### DO THIS
For this exercise, repeat all of the material verbatim apart from its images.

### Entries taken from a collection

------------------------

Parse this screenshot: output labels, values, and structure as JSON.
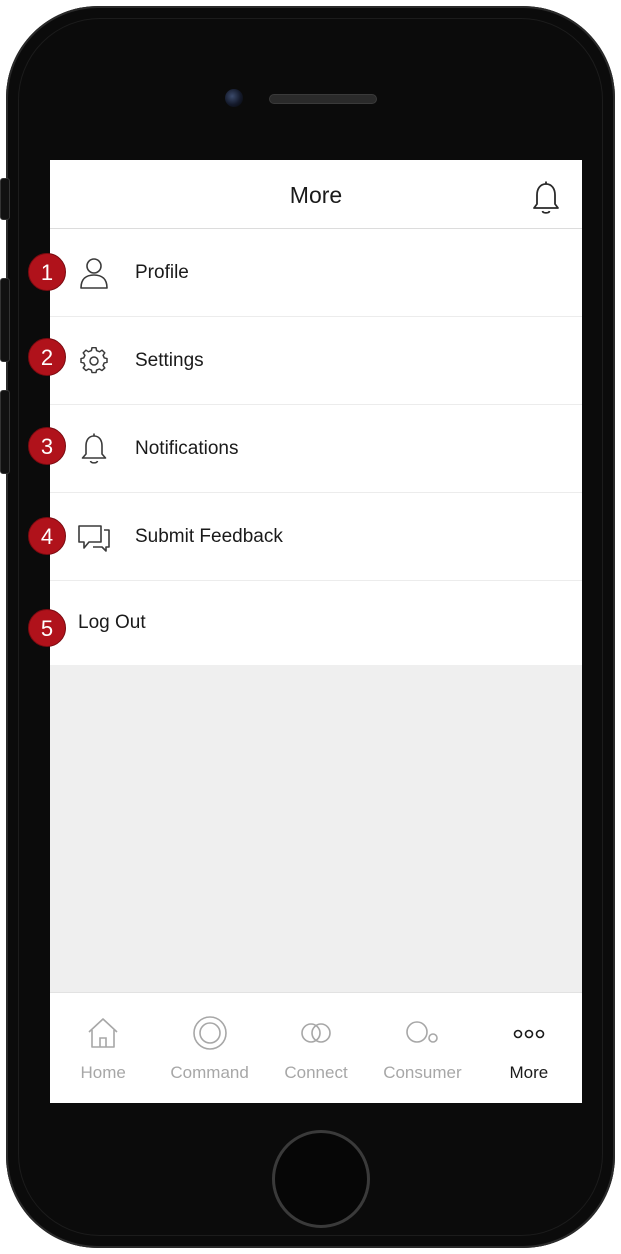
{
  "header": {
    "title": "More",
    "notification_icon": "bell-icon"
  },
  "menu": {
    "items": [
      {
        "badge": "1",
        "label": "Profile",
        "icon": "user-icon"
      },
      {
        "badge": "2",
        "label": "Settings",
        "icon": "gear-icon"
      },
      {
        "badge": "3",
        "label": "Notifications",
        "icon": "bell-icon"
      },
      {
        "badge": "4",
        "label": "Submit Feedback",
        "icon": "chat-bubbles-icon"
      },
      {
        "badge": "5",
        "label": "Log Out"
      }
    ]
  },
  "tabbar": {
    "tabs": [
      {
        "label": "Home",
        "icon": "home-icon",
        "active": false
      },
      {
        "label": "Command",
        "icon": "target-icon",
        "active": false
      },
      {
        "label": "Connect",
        "icon": "overlapping-circles-icon",
        "active": false
      },
      {
        "label": "Consumer",
        "icon": "circles-icon",
        "active": false
      },
      {
        "label": "More",
        "icon": "dots-icon",
        "active": true
      }
    ]
  },
  "colors": {
    "badge": "#b0121b",
    "tab_inactive": "#a7a7a7",
    "tab_active": "#1a1a1a",
    "content_background": "#efefef"
  }
}
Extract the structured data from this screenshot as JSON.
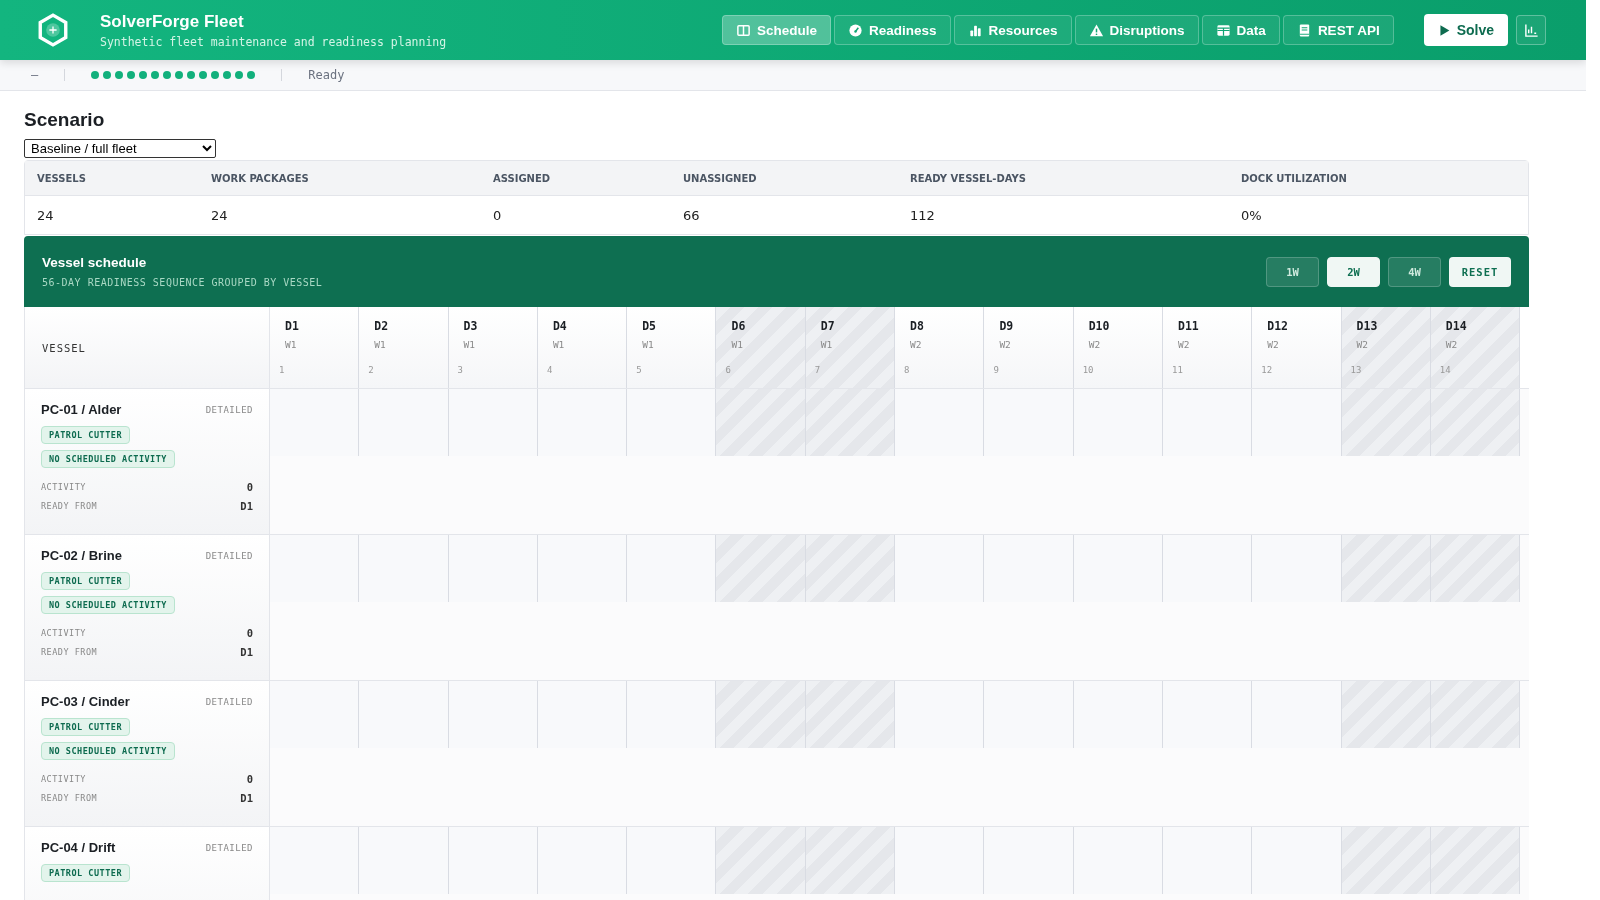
{
  "app": {
    "title": "SolverForge Fleet",
    "subtitle": "Synthetic fleet maintenance and readiness planning"
  },
  "nav": [
    {
      "label": "Schedule",
      "selected": true
    },
    {
      "label": "Readiness",
      "selected": false
    },
    {
      "label": "Resources",
      "selected": false
    },
    {
      "label": "Disruptions",
      "selected": false
    },
    {
      "label": "Data",
      "selected": false
    },
    {
      "label": "REST API",
      "selected": false
    }
  ],
  "solve_button": "Solve",
  "status_bar": {
    "score": "–",
    "progress_dots": [
      {
        "on": true
      },
      {
        "on": true
      },
      {
        "on": true
      },
      {
        "on": true
      },
      {
        "on": true
      },
      {
        "on": true
      },
      {
        "on": true
      },
      {
        "on": true
      },
      {
        "on": true
      },
      {
        "on": true
      },
      {
        "on": true
      },
      {
        "on": true
      },
      {
        "on": true
      },
      {
        "on": true
      }
    ],
    "state": "Ready"
  },
  "scenario": {
    "heading": "Scenario",
    "value": "Baseline / full fleet"
  },
  "metrics": [
    {
      "label": "VESSELS",
      "value": "24"
    },
    {
      "label": "WORK PACKAGES",
      "value": "24"
    },
    {
      "label": "ASSIGNED",
      "value": "0"
    },
    {
      "label": "UNASSIGNED",
      "value": "66"
    },
    {
      "label": "READY VESSEL-DAYS",
      "value": "112"
    },
    {
      "label": "DOCK UTILIZATION",
      "value": "0%"
    }
  ],
  "schedule": {
    "title": "Vessel schedule",
    "subtitle": "56-DAY READINESS SEQUENCE GROUPED BY VESSEL",
    "zoom_buttons": [
      {
        "label": "1W",
        "selected": false
      },
      {
        "label": "2W",
        "selected": true
      },
      {
        "label": "4W",
        "selected": false
      }
    ],
    "reset_button": "RESET",
    "vessel_header": "VESSEL",
    "days": [
      {
        "day": "D1",
        "week": "W1",
        "index": "1",
        "weekend": false
      },
      {
        "day": "D2",
        "week": "W1",
        "index": "2",
        "weekend": false
      },
      {
        "day": "D3",
        "week": "W1",
        "index": "3",
        "weekend": false
      },
      {
        "day": "D4",
        "week": "W1",
        "index": "4",
        "weekend": false
      },
      {
        "day": "D5",
        "week": "W1",
        "index": "5",
        "weekend": false
      },
      {
        "day": "D6",
        "week": "W1",
        "index": "6",
        "weekend": true
      },
      {
        "day": "D7",
        "week": "W1",
        "index": "7",
        "weekend": true
      },
      {
        "day": "D8",
        "week": "W2",
        "index": "8",
        "weekend": false
      },
      {
        "day": "D9",
        "week": "W2",
        "index": "9",
        "weekend": false
      },
      {
        "day": "D10",
        "week": "W2",
        "index": "10",
        "weekend": false
      },
      {
        "day": "D11",
        "week": "W2",
        "index": "11",
        "weekend": false
      },
      {
        "day": "D12",
        "week": "W2",
        "index": "12",
        "weekend": false
      },
      {
        "day": "D13",
        "week": "W2",
        "index": "13",
        "weekend": true
      },
      {
        "day": "D14",
        "week": "W2",
        "index": "14",
        "weekend": true
      }
    ],
    "vessels": [
      {
        "name": "PC-01 / Alder",
        "mode": "DETAILED",
        "tags": [
          "PATROL CUTTER",
          "NO SCHEDULED ACTIVITY"
        ],
        "stats": [
          {
            "label": "ACTIVITY",
            "value": "0"
          },
          {
            "label": "READY FROM",
            "value": "D1"
          }
        ]
      },
      {
        "name": "PC-02 / Brine",
        "mode": "DETAILED",
        "tags": [
          "PATROL CUTTER",
          "NO SCHEDULED ACTIVITY"
        ],
        "stats": [
          {
            "label": "ACTIVITY",
            "value": "0"
          },
          {
            "label": "READY FROM",
            "value": "D1"
          }
        ]
      },
      {
        "name": "PC-03 / Cinder",
        "mode": "DETAILED",
        "tags": [
          "PATROL CUTTER",
          "NO SCHEDULED ACTIVITY"
        ],
        "stats": [
          {
            "label": "ACTIVITY",
            "value": "0"
          },
          {
            "label": "READY FROM",
            "value": "D1"
          }
        ]
      },
      {
        "name": "PC-04 / Drift",
        "mode": "DETAILED",
        "tags": [
          "PATROL CUTTER"
        ]
      }
    ]
  }
}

------------------------

### REPLY TO THE TASK
Parse this screenshot: output labels, values, and structure as JSON.
{
  "header": {
    "title": "More",
    "notification_icon": "bell-icon"
  },
  "menu": {
    "items": [
      {
        "badge": "1",
        "label": "Profile",
        "icon": "user-icon"
      },
      {
        "badge": "2",
        "label": "Settings",
        "icon": "gear-icon"
      },
      {
        "badge": "3",
        "label": "Notifications",
        "icon": "bell-icon"
      },
      {
        "badge": "4",
        "label": "Submit Feedback",
        "icon": "chat-bubbles-icon"
      },
      {
        "badge": "5",
        "label": "Log Out"
      }
    ]
  },
  "tabbar": {
    "tabs": [
      {
        "label": "Home",
        "icon": "home-icon",
        "active": false
      },
      {
        "label": "Command",
        "icon": "target-icon",
        "active": false
      },
      {
        "label": "Connect",
        "icon": "overlapping-circles-icon",
        "active": false
      },
      {
        "label": "Consumer",
        "icon": "circles-icon",
        "active": false
      },
      {
        "label": "More",
        "icon": "dots-icon",
        "active": true
      }
    ]
  },
  "colors": {
    "badge": "#b0121b",
    "tab_inactive": "#a7a7a7",
    "tab_active": "#1a1a1a",
    "content_background": "#efefef"
  }
}
Extract the structured data from this screenshot as JSON.
{
  "app": {
    "title": "SolverForge Fleet",
    "subtitle": "Synthetic fleet maintenance and readiness planning"
  },
  "nav": [
    {
      "label": "Schedule",
      "selected": true
    },
    {
      "label": "Readiness",
      "selected": false
    },
    {
      "label": "Resources",
      "selected": false
    },
    {
      "label": "Disruptions",
      "selected": false
    },
    {
      "label": "Data",
      "selected": false
    },
    {
      "label": "REST API",
      "selected": false
    }
  ],
  "solve_button": "Solve",
  "status_bar": {
    "score": "–",
    "progress_dots": [
      {
        "on": true
      },
      {
        "on": true
      },
      {
        "on": true
      },
      {
        "on": true
      },
      {
        "on": true
      },
      {
        "on": true
      },
      {
        "on": true
      },
      {
        "on": true
      },
      {
        "on": true
      },
      {
        "on": true
      },
      {
        "on": true
      },
      {
        "on": true
      },
      {
        "on": true
      },
      {
        "on": true
      }
    ],
    "state": "Ready"
  },
  "scenario": {
    "heading": "Scenario",
    "value": "Baseline / full fleet"
  },
  "metrics": [
    {
      "label": "VESSELS",
      "value": "24"
    },
    {
      "label": "WORK PACKAGES",
      "value": "24"
    },
    {
      "label": "ASSIGNED",
      "value": "0"
    },
    {
      "label": "UNASSIGNED",
      "value": "66"
    },
    {
      "label": "READY VESSEL-DAYS",
      "value": "112"
    },
    {
      "label": "DOCK UTILIZATION",
      "value": "0%"
    }
  ],
  "schedule": {
    "title": "Vessel schedule",
    "subtitle": "56-DAY READINESS SEQUENCE GROUPED BY VESSEL",
    "zoom_buttons": [
      {
        "label": "1W",
        "selected": false
      },
      {
        "label": "2W",
        "selected": true
      },
      {
        "label": "4W",
        "selected": false
      }
    ],
    "reset_button": "RESET",
    "vessel_header": "VESSEL",
    "days": [
      {
        "day": "D1",
        "week": "W1",
        "index": "1",
        "weekend": false
      },
      {
        "day": "D2",
        "week": "W1",
        "index": "2",
        "weekend": false
      },
      {
        "day": "D3",
        "week": "W1",
        "index": "3",
        "weekend": false
      },
      {
        "day": "D4",
        "week": "W1",
        "index": "4",
        "weekend": false
      },
      {
        "day": "D5",
        "week": "W1",
        "index": "5",
        "weekend": false
      },
      {
        "day": "D6",
        "week": "W1",
        "index": "6",
        "weekend": true
      },
      {
        "day": "D7",
        "week": "W1",
        "index": "7",
        "weekend": true
      },
      {
        "day": "D8",
        "week": "W2",
        "index": "8",
        "weekend": false
      },
      {
        "day": "D9",
        "week": "W2",
        "index": "9",
        "weekend": false
      },
      {
        "day": "D10",
        "week": "W2",
        "index": "10",
        "weekend": false
      },
      {
        "day": "D11",
        "week": "W2",
        "index": "11",
        "weekend": false
      },
      {
        "day": "D12",
        "week": "W2",
        "index": "12",
        "weekend": false
      },
      {
        "day": "D13",
        "week": "W2",
        "index": "13",
        "weekend": true
      },
      {
        "day": "D14",
        "week": "W2",
        "index": "14",
        "weekend": true
      }
    ],
    "vessels": [
      {
        "name": "PC-01 / Alder",
        "mode": "DETAILED",
        "tags": [
          "PATROL CUTTER",
          "NO SCHEDULED ACTIVITY"
        ],
        "stats": [
          {
            "label": "ACTIVITY",
            "value": "0"
          },
          {
            "label": "READY FROM",
            "value": "D1"
          }
        ]
      },
      {
        "name": "PC-02 / Brine",
        "mode": "DETAILED",
        "tags": [
          "PATROL CUTTER",
          "NO SCHEDULED ACTIVITY"
        ],
        "stats": [
          {
            "label": "ACTIVITY",
            "value": "0"
          },
          {
            "label": "READY FROM",
            "value": "D1"
          }
        ]
      },
      {
        "name": "PC-03 / Cinder",
        "mode": "DETAILED",
        "tags": [
          "PATROL CUTTER",
          "NO SCHEDULED ACTIVITY"
        ],
        "stats": [
          {
            "label": "ACTIVITY",
            "value": "0"
          },
          {
            "label": "READY FROM",
            "value": "D1"
          }
        ]
      },
      {
        "name": "PC-04 / Drift",
        "mode": "DETAILED",
        "tags": [
          "PATROL CUTTER"
        ]
      }
    ]
  }
}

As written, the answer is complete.